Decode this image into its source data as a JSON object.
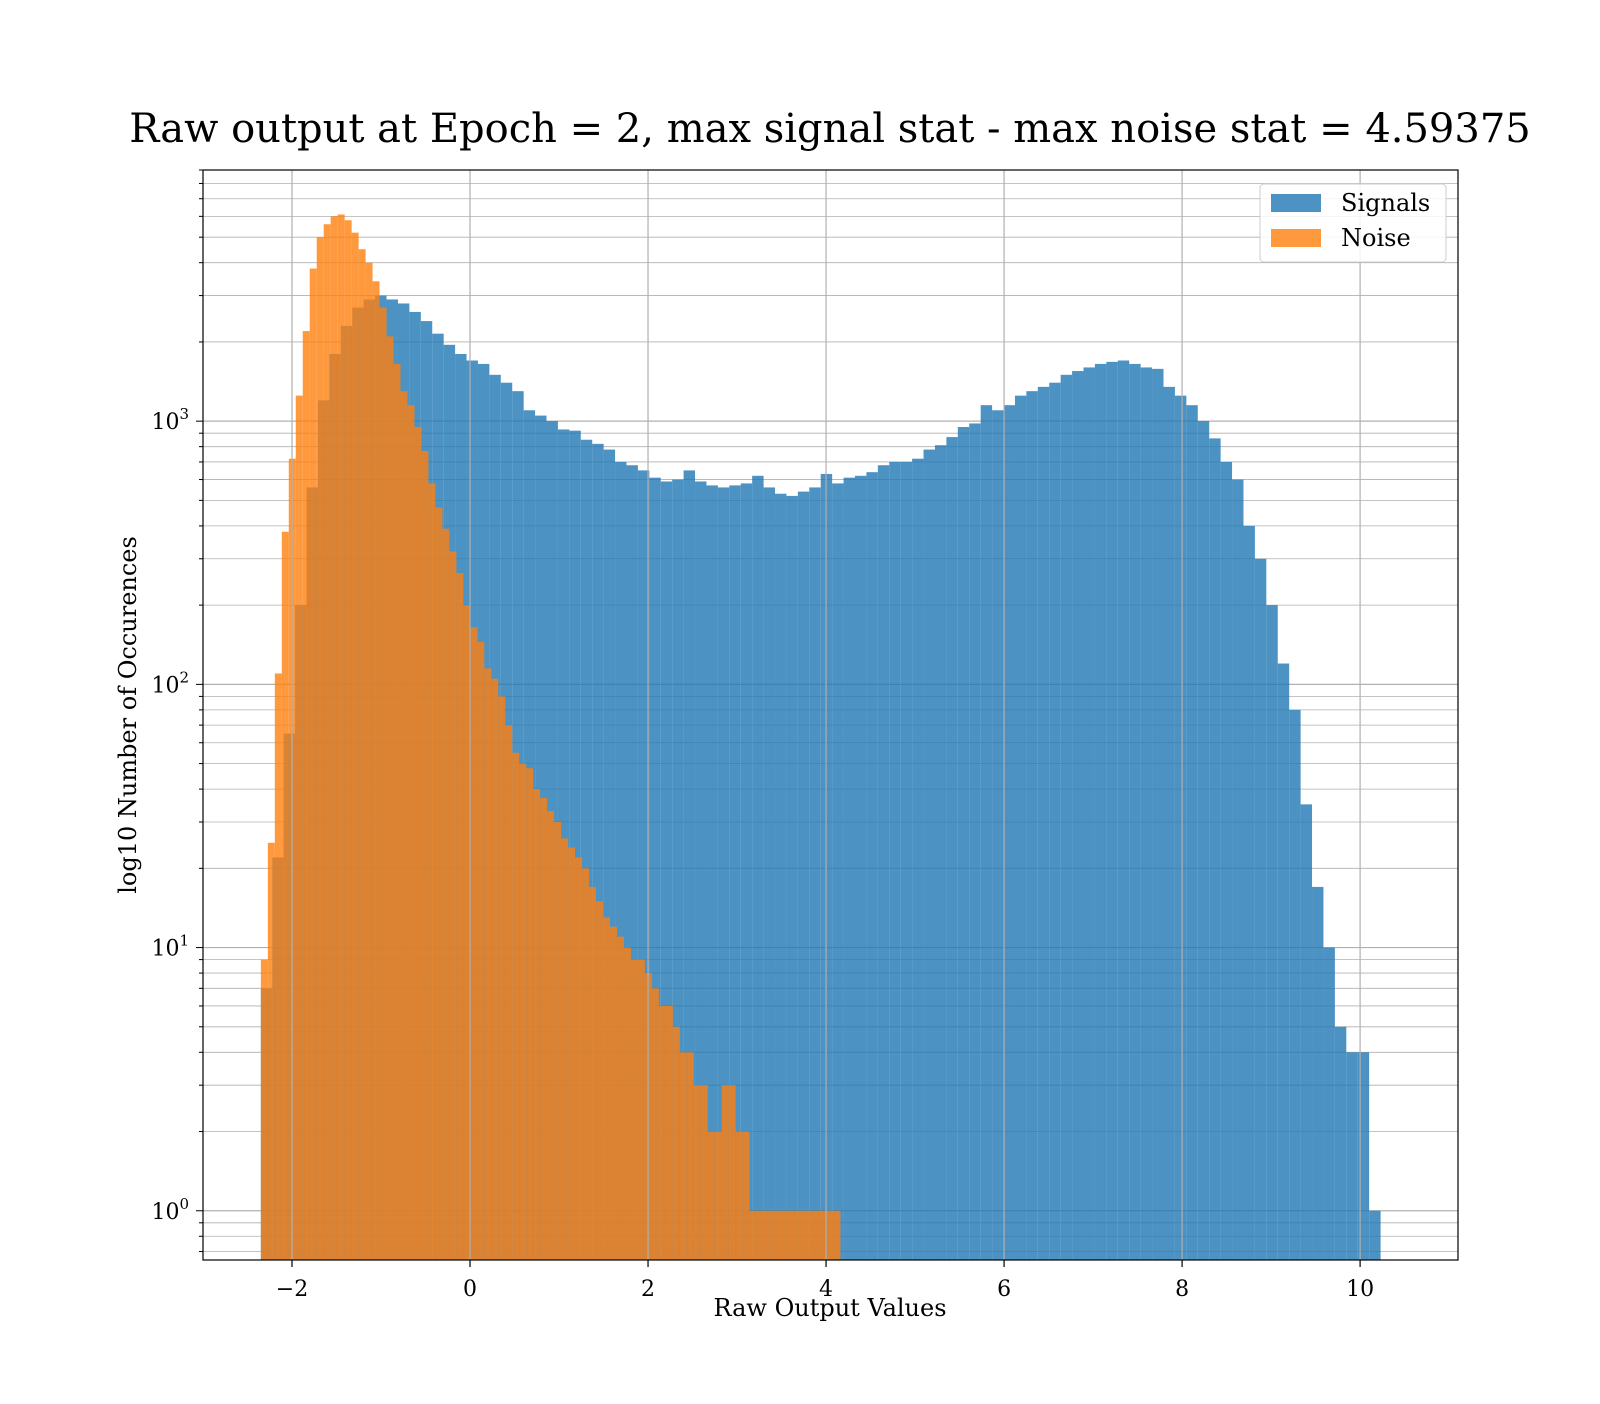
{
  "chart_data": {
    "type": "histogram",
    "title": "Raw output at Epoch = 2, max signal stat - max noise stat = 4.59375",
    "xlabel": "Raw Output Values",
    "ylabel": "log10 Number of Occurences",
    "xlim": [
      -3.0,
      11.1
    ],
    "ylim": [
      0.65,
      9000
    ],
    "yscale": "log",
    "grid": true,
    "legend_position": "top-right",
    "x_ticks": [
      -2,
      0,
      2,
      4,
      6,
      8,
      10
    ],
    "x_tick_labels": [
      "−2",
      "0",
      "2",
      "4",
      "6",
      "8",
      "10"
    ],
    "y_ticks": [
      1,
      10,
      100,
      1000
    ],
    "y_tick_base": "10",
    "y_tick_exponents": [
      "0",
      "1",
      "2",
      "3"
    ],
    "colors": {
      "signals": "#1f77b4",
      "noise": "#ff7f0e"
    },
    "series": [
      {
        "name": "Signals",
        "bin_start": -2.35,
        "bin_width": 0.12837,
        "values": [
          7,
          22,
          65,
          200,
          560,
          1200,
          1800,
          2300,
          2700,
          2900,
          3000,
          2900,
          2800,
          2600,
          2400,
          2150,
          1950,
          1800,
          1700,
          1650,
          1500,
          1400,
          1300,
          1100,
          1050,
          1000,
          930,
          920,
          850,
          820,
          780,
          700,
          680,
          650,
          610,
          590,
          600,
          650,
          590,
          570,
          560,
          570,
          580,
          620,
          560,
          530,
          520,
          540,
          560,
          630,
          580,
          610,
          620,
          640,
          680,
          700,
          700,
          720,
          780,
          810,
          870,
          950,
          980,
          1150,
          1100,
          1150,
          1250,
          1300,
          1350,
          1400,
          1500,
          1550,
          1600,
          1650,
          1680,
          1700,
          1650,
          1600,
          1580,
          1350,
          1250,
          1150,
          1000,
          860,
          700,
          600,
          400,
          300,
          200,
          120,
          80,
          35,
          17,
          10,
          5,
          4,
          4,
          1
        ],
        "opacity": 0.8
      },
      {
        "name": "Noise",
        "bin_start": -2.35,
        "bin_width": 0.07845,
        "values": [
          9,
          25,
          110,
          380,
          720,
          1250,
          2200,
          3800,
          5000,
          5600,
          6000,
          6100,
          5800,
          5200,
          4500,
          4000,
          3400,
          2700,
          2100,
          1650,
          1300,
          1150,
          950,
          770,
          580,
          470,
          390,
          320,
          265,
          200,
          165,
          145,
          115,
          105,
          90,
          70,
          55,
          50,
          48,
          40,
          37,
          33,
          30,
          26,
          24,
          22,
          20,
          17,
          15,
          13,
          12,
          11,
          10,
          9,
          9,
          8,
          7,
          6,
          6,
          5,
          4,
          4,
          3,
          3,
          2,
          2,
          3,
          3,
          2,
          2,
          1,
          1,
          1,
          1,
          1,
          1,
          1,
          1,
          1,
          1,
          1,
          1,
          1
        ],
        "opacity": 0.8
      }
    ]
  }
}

* * *

**What is asked:** Write every record out again exactly; no pictures belong in the copy.

**Answer to the problem:**
Decode this image into its source data as a JSON object.
{
  "chart_data": {
    "type": "histogram",
    "title": "Raw output at Epoch = 2, max signal stat - max noise stat = 4.59375",
    "xlabel": "Raw Output Values",
    "ylabel": "log10 Number of Occurences",
    "xlim": [
      -3.0,
      11.1
    ],
    "ylim": [
      0.65,
      9000
    ],
    "yscale": "log",
    "grid": true,
    "legend_position": "top-right",
    "x_ticks": [
      -2,
      0,
      2,
      4,
      6,
      8,
      10
    ],
    "x_tick_labels": [
      "−2",
      "0",
      "2",
      "4",
      "6",
      "8",
      "10"
    ],
    "y_ticks": [
      1,
      10,
      100,
      1000
    ],
    "y_tick_base": "10",
    "y_tick_exponents": [
      "0",
      "1",
      "2",
      "3"
    ],
    "colors": {
      "signals": "#1f77b4",
      "noise": "#ff7f0e"
    },
    "series": [
      {
        "name": "Signals",
        "bin_start": -2.35,
        "bin_width": 0.12837,
        "values": [
          7,
          22,
          65,
          200,
          560,
          1200,
          1800,
          2300,
          2700,
          2900,
          3000,
          2900,
          2800,
          2600,
          2400,
          2150,
          1950,
          1800,
          1700,
          1650,
          1500,
          1400,
          1300,
          1100,
          1050,
          1000,
          930,
          920,
          850,
          820,
          780,
          700,
          680,
          650,
          610,
          590,
          600,
          650,
          590,
          570,
          560,
          570,
          580,
          620,
          560,
          530,
          520,
          540,
          560,
          630,
          580,
          610,
          620,
          640,
          680,
          700,
          700,
          720,
          780,
          810,
          870,
          950,
          980,
          1150,
          1100,
          1150,
          1250,
          1300,
          1350,
          1400,
          1500,
          1550,
          1600,
          1650,
          1680,
          1700,
          1650,
          1600,
          1580,
          1350,
          1250,
          1150,
          1000,
          860,
          700,
          600,
          400,
          300,
          200,
          120,
          80,
          35,
          17,
          10,
          5,
          4,
          4,
          1
        ],
        "opacity": 0.8
      },
      {
        "name": "Noise",
        "bin_start": -2.35,
        "bin_width": 0.07845,
        "values": [
          9,
          25,
          110,
          380,
          720,
          1250,
          2200,
          3800,
          5000,
          5600,
          6000,
          6100,
          5800,
          5200,
          4500,
          4000,
          3400,
          2700,
          2100,
          1650,
          1300,
          1150,
          950,
          770,
          580,
          470,
          390,
          320,
          265,
          200,
          165,
          145,
          115,
          105,
          90,
          70,
          55,
          50,
          48,
          40,
          37,
          33,
          30,
          26,
          24,
          22,
          20,
          17,
          15,
          13,
          12,
          11,
          10,
          9,
          9,
          8,
          7,
          6,
          6,
          5,
          4,
          4,
          3,
          3,
          2,
          2,
          3,
          3,
          2,
          2,
          1,
          1,
          1,
          1,
          1,
          1,
          1,
          1,
          1,
          1,
          1,
          1,
          1
        ],
        "opacity": 0.8
      }
    ]
  }
}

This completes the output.